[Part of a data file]
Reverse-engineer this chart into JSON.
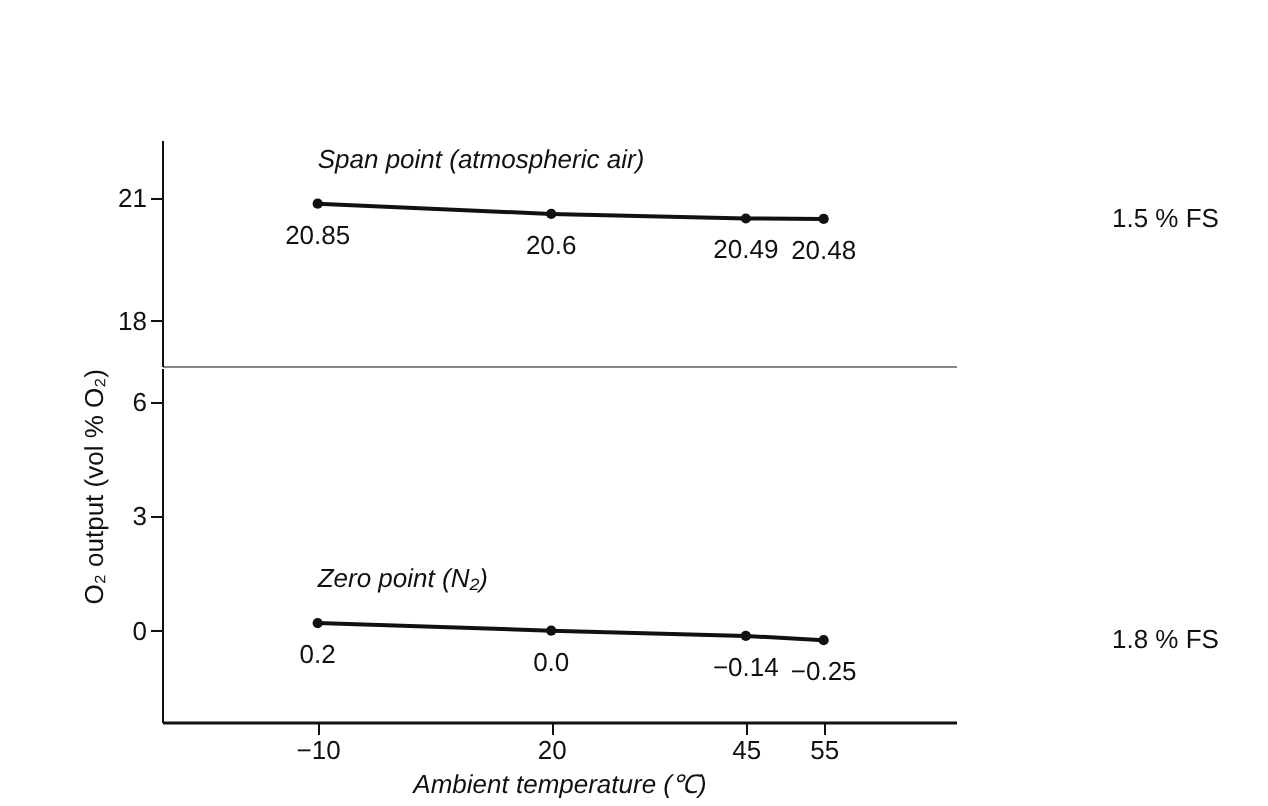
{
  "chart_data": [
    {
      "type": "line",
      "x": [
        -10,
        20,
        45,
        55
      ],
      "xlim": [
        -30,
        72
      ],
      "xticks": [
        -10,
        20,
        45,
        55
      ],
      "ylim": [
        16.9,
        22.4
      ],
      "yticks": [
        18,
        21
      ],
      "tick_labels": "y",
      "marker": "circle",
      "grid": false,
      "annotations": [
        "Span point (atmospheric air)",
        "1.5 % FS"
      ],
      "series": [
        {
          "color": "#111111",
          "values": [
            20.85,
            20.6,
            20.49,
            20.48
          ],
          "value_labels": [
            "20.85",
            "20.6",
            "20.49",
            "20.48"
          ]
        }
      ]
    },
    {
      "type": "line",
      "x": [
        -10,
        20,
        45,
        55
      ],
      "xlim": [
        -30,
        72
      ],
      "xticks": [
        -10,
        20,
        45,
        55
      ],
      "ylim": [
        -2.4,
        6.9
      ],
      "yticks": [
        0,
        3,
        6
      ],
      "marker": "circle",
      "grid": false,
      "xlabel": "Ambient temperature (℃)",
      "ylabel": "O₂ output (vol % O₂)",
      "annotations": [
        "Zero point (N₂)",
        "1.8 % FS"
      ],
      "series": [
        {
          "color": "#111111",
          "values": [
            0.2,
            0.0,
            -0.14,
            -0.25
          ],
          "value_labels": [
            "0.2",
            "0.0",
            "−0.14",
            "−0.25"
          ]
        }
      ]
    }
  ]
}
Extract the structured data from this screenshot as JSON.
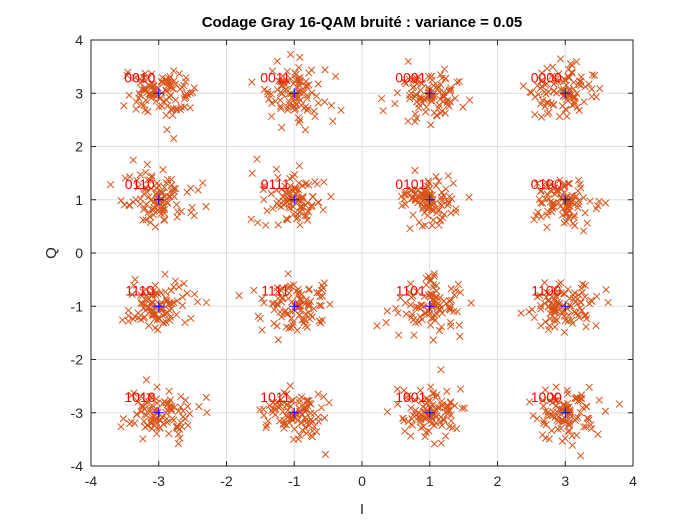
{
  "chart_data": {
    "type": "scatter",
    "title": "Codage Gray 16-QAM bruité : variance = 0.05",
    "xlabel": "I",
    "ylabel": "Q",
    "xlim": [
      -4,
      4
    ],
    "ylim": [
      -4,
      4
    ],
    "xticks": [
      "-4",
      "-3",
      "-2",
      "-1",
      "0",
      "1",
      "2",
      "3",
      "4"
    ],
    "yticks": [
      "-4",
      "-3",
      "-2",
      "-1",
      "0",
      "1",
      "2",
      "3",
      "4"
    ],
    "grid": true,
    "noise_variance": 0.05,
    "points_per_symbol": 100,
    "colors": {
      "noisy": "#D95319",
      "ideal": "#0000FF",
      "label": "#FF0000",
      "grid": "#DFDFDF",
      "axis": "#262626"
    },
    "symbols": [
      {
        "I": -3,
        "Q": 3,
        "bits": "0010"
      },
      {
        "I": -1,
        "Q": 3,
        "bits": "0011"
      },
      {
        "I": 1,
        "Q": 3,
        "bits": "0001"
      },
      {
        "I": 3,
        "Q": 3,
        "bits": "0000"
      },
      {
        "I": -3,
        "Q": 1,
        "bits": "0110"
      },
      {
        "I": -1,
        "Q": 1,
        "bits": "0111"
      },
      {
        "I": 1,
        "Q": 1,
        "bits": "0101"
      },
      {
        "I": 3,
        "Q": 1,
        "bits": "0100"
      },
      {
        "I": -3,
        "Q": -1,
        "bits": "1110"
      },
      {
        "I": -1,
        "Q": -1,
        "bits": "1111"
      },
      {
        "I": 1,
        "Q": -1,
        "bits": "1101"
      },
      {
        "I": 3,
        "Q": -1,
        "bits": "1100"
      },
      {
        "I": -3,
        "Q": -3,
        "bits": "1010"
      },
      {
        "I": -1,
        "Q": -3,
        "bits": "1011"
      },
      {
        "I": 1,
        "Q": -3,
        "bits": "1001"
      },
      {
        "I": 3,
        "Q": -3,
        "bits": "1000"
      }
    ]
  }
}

---

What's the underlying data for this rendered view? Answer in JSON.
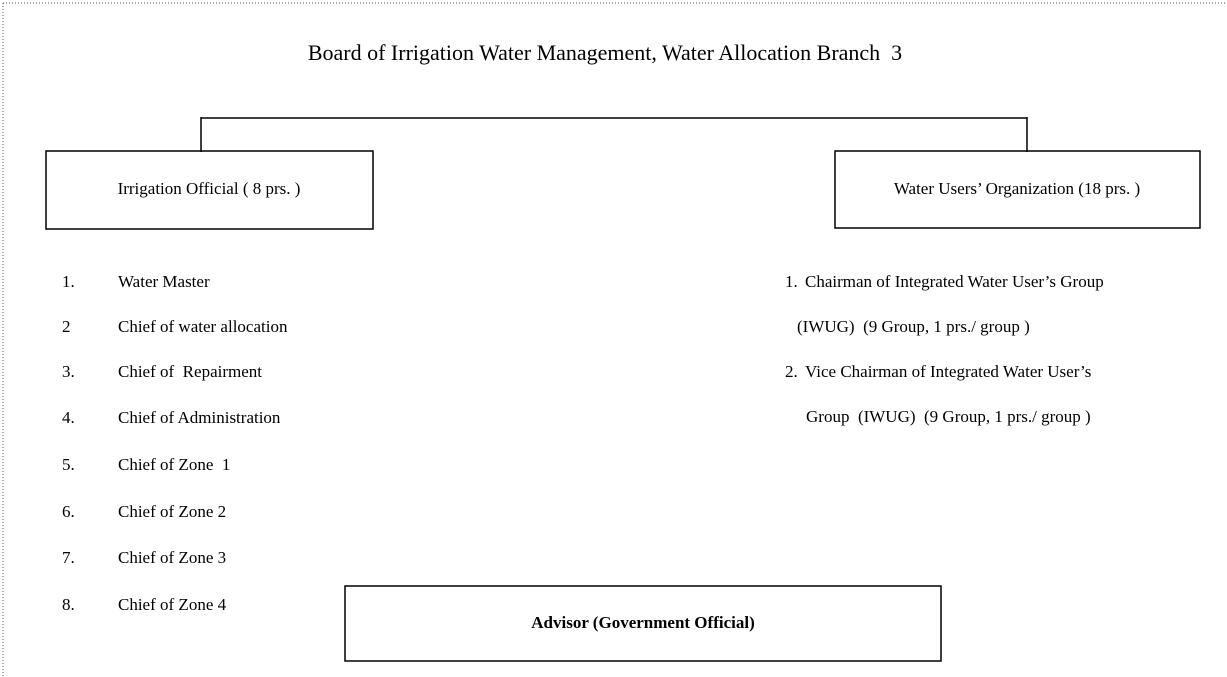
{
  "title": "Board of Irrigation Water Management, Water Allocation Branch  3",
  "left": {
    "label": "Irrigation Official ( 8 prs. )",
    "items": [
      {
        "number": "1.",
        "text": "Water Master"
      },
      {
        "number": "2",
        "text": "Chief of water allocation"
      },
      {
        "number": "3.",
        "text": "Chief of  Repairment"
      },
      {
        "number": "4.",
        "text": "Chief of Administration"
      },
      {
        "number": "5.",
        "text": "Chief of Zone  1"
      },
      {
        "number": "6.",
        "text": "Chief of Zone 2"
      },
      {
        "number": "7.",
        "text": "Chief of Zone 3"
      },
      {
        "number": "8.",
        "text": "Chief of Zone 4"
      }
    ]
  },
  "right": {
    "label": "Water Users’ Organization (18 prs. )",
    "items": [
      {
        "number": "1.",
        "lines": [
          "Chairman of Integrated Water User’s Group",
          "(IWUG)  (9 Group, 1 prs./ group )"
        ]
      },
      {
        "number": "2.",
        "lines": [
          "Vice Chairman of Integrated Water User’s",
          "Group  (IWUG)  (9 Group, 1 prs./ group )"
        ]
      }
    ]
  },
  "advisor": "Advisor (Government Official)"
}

---

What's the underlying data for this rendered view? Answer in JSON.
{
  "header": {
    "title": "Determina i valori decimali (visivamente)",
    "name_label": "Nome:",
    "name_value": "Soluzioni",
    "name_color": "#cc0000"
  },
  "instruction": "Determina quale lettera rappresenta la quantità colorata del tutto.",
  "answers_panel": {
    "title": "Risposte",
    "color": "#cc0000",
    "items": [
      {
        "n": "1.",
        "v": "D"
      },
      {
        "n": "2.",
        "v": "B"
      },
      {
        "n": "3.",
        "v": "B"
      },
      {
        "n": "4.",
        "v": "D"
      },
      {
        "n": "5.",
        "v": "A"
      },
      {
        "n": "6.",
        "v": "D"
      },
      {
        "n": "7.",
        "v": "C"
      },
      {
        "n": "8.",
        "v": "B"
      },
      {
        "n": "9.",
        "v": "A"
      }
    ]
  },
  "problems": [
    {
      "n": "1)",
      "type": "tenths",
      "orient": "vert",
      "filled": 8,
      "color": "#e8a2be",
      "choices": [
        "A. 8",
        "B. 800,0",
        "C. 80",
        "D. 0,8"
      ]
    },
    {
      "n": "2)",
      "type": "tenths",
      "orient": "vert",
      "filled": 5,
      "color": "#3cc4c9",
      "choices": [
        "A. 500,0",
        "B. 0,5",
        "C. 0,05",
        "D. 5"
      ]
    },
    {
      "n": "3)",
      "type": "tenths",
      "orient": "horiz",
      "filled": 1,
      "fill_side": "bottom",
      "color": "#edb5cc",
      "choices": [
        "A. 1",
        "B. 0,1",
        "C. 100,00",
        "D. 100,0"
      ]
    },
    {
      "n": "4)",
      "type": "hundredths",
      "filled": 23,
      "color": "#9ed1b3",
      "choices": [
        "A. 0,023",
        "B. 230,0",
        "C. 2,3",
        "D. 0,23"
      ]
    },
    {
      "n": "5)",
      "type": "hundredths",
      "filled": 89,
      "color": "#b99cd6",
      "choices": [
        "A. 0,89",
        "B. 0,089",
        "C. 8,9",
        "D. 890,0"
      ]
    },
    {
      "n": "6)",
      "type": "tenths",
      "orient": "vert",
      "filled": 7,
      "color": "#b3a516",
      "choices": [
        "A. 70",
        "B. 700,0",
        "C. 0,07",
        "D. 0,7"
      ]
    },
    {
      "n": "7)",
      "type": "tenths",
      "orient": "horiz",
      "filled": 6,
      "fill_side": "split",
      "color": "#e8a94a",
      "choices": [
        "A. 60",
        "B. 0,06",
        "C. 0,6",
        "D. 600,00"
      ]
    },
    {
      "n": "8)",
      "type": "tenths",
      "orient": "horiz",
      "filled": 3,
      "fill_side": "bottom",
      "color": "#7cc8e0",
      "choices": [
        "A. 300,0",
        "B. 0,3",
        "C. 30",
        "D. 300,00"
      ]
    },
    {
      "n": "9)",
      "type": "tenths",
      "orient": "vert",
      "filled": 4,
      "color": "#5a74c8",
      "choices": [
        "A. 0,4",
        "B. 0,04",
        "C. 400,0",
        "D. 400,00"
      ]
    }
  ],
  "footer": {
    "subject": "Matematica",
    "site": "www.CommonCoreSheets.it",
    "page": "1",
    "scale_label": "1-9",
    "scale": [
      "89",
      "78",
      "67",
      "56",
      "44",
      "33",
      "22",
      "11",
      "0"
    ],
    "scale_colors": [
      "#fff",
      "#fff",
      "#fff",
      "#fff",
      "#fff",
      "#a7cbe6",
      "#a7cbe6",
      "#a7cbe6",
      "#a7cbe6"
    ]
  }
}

Written exercise.
Whenever "text" turns up in a line, pick that line out.

Solved problem.
        "text": "Water Master"
        "text": "Chief of water allocation"
        "text": "Chief of  Repairment"
        "text": "Chief of Administration"
        "text": "Chief of Zone  1"
        "text": "Chief of Zone 2"
        "text": "Chief of Zone 3"
        "text": "Chief of Zone 4"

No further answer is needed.